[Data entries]
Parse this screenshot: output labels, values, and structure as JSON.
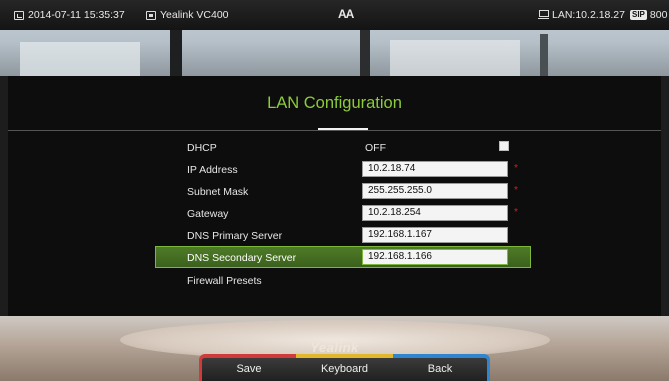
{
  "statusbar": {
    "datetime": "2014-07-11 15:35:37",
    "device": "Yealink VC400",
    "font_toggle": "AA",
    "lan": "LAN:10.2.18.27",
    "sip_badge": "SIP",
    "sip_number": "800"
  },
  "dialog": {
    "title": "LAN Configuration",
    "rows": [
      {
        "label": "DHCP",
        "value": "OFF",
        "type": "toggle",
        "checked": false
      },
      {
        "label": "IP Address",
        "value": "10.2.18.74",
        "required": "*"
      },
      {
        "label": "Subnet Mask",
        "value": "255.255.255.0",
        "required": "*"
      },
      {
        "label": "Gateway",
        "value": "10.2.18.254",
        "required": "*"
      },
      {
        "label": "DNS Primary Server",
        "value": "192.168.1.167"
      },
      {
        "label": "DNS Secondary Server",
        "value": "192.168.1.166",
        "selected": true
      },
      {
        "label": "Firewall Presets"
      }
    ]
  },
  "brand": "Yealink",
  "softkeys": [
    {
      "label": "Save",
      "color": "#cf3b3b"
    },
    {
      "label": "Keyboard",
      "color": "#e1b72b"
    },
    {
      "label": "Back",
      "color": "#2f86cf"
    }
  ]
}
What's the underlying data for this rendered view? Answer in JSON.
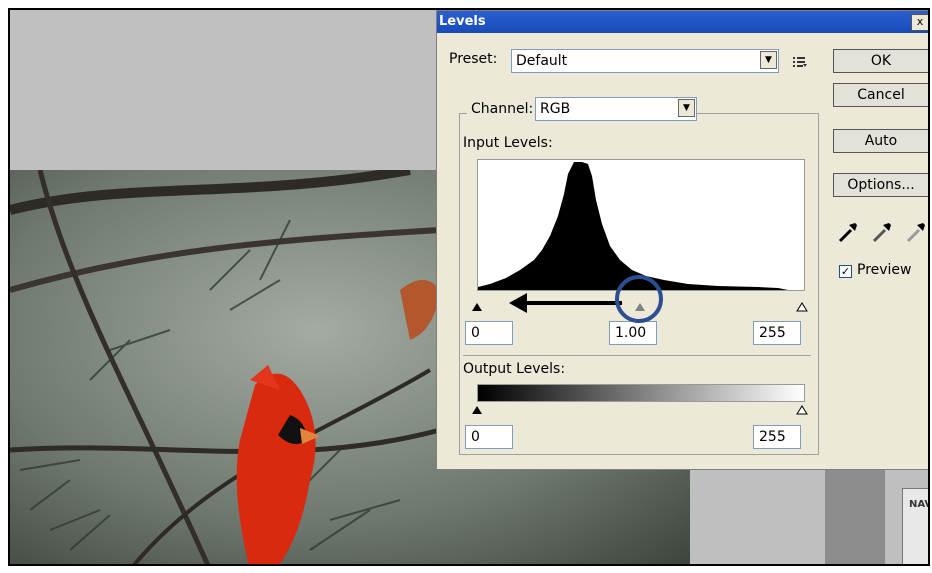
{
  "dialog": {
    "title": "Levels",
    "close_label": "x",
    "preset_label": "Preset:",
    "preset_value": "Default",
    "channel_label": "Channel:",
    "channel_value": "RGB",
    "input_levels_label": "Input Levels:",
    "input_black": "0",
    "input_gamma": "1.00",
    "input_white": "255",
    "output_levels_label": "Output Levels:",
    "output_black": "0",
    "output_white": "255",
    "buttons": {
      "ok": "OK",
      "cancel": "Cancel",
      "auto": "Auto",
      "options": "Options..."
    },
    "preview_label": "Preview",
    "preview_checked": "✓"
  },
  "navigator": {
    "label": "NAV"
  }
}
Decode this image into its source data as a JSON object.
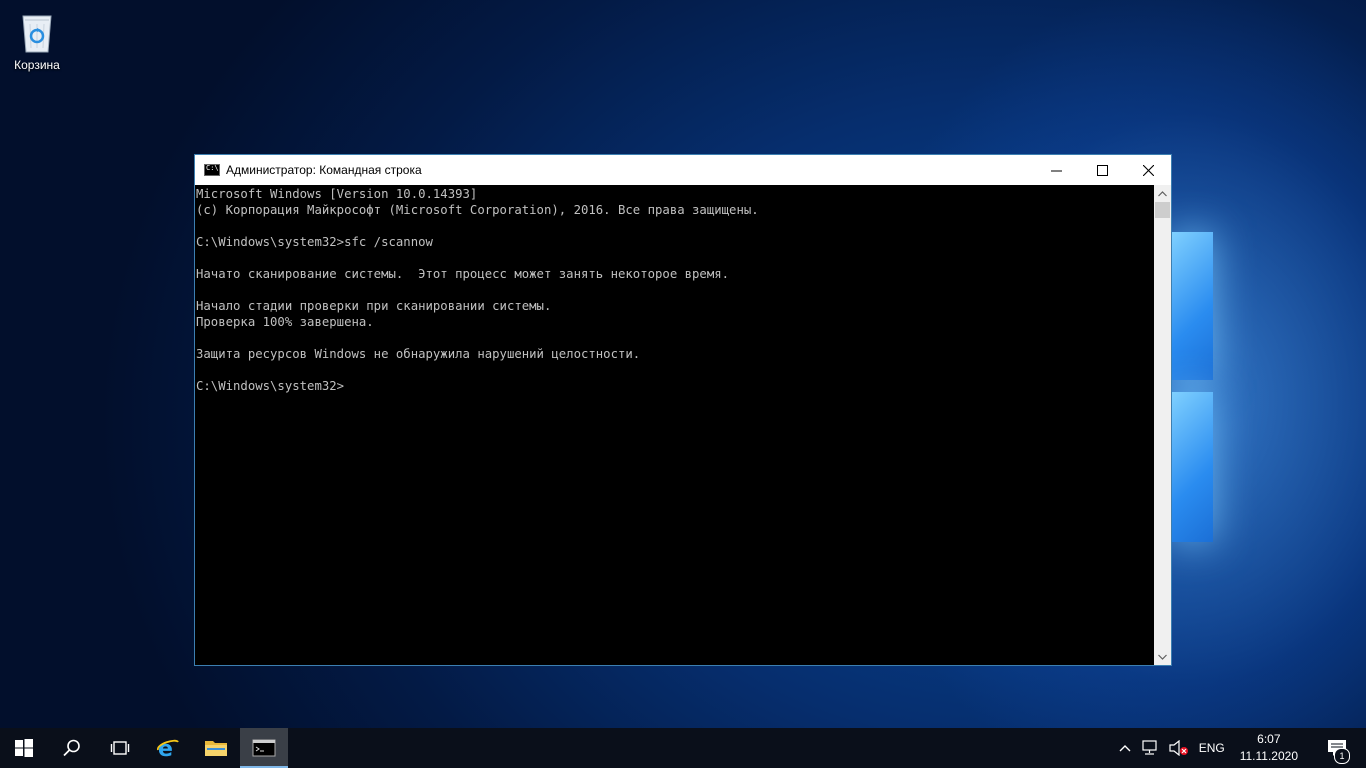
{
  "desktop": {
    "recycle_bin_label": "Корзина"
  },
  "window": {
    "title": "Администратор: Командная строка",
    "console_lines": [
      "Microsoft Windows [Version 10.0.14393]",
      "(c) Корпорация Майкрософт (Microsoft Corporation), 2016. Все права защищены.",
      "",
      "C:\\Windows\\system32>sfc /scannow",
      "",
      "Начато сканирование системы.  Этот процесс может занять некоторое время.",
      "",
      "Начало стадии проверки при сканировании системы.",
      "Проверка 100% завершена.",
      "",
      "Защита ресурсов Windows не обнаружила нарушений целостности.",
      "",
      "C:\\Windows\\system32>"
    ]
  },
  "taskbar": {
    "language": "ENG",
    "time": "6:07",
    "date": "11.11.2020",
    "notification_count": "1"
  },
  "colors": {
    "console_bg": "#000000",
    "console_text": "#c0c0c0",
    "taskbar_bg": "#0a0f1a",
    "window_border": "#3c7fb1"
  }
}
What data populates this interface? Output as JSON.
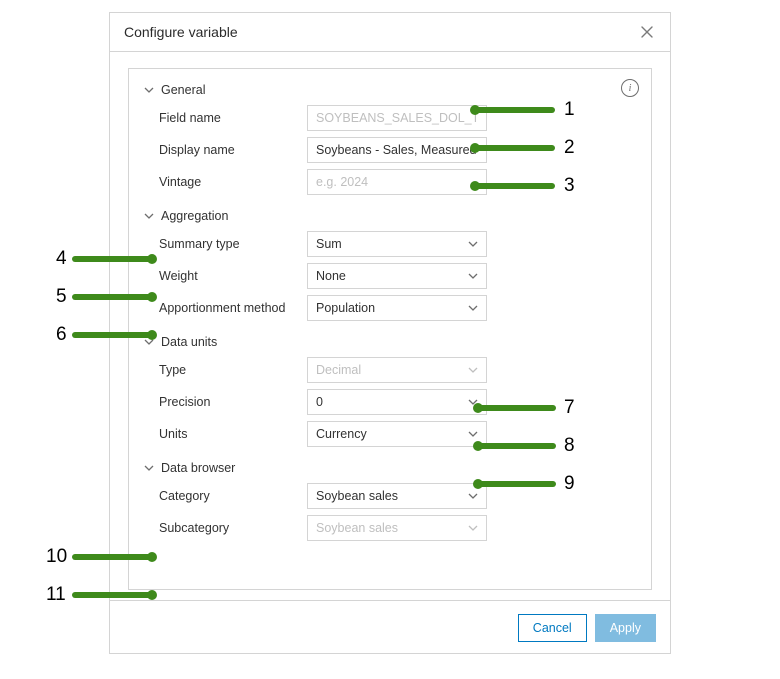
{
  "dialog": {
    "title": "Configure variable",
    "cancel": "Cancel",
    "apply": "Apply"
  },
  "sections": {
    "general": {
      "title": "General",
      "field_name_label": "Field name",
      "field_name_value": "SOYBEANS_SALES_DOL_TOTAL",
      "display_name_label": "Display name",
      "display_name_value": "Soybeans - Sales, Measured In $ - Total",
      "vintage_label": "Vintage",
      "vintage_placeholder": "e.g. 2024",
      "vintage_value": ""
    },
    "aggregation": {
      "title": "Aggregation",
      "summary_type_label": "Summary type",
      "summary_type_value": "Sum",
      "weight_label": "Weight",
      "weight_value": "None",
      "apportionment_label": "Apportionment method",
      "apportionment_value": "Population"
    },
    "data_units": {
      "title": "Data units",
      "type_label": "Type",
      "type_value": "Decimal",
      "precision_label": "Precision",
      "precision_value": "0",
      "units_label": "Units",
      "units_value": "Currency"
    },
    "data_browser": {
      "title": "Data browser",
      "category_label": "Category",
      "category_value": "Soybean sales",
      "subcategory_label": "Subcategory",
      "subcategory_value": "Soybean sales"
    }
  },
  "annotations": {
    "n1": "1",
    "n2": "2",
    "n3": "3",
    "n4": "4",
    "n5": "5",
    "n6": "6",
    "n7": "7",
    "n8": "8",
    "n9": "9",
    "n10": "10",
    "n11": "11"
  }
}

> **WRITTEN PROBLEM**
Return every line above that contains the word "title".

> **CORRECT RESPONSE**
    "title": "LAN Configuration",
    "title": "Levels",
    "title": "Администратор: Командная строка",
    "title": "Configure variable",
      "title": "General",
      "title": "Aggregation",
      "title": "Data units",
      "title": "Data browser",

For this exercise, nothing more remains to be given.